Given instruction →
Reply with one number: how many lines contain the word "Internal".

## START Task inputs

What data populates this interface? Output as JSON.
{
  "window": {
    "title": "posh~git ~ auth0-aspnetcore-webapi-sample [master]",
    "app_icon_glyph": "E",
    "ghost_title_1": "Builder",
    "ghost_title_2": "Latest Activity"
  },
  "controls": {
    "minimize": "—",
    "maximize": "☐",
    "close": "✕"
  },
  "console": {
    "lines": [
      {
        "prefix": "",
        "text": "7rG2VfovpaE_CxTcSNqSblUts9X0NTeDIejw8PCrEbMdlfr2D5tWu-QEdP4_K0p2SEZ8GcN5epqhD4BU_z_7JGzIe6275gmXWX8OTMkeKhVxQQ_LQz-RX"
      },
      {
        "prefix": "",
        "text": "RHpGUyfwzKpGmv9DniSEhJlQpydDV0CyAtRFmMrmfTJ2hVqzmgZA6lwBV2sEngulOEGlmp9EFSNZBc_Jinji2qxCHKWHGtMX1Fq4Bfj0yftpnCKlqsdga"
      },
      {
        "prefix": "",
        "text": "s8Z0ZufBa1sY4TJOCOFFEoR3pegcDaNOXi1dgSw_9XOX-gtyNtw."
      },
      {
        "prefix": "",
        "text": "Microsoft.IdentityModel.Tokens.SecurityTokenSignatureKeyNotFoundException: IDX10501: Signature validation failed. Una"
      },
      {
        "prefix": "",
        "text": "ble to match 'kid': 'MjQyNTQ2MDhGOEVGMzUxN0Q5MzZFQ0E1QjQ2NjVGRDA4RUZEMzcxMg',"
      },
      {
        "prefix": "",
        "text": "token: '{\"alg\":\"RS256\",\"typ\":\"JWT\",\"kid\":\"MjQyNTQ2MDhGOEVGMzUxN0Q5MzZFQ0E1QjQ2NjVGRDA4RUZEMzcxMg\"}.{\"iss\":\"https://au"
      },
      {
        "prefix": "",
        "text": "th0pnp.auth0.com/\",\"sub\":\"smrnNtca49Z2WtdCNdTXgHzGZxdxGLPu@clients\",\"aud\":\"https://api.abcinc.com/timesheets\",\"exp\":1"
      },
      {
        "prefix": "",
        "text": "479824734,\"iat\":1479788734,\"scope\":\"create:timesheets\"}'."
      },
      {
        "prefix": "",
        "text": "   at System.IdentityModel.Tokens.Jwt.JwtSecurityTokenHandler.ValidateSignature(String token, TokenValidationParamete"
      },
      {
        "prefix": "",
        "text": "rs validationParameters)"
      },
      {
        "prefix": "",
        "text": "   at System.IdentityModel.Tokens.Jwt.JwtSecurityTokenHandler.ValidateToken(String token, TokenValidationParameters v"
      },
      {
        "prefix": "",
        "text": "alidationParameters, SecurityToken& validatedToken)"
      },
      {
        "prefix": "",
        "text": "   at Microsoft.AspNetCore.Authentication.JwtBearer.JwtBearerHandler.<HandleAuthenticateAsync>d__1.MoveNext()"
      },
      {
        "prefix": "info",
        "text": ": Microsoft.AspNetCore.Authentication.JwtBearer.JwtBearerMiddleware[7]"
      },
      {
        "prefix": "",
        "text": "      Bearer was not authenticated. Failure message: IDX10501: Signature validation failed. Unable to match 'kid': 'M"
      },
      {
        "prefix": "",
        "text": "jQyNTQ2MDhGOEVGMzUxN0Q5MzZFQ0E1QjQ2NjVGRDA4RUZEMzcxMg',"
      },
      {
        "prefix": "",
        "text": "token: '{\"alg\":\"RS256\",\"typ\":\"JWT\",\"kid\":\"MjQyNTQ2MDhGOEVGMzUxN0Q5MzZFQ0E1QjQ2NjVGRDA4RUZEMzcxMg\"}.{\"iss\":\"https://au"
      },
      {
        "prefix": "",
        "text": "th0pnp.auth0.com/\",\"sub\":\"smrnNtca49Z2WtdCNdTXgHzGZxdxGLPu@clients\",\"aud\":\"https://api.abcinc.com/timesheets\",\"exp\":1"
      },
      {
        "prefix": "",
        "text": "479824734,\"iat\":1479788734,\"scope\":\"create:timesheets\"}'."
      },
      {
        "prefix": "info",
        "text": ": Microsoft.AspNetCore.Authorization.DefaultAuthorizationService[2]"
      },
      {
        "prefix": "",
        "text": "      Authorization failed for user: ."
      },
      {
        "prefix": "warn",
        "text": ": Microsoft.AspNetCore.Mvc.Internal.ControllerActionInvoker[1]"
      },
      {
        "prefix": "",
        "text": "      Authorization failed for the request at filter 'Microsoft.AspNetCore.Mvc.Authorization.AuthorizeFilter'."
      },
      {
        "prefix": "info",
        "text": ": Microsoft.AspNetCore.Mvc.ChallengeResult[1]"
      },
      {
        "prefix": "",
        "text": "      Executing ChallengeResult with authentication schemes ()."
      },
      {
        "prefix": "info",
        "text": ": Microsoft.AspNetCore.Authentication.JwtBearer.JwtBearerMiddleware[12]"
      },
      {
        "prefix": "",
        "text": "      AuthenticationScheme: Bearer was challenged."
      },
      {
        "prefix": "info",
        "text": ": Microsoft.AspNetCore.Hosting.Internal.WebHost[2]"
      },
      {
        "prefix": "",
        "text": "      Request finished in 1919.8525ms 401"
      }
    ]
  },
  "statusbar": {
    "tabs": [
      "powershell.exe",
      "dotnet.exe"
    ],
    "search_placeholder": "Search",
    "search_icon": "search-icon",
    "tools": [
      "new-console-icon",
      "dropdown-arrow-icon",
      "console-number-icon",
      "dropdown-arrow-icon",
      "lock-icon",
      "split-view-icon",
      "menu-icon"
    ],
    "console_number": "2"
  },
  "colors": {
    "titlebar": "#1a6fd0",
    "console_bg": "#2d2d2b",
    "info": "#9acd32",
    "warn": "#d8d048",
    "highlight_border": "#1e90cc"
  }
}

## END Task inputs

Output →
2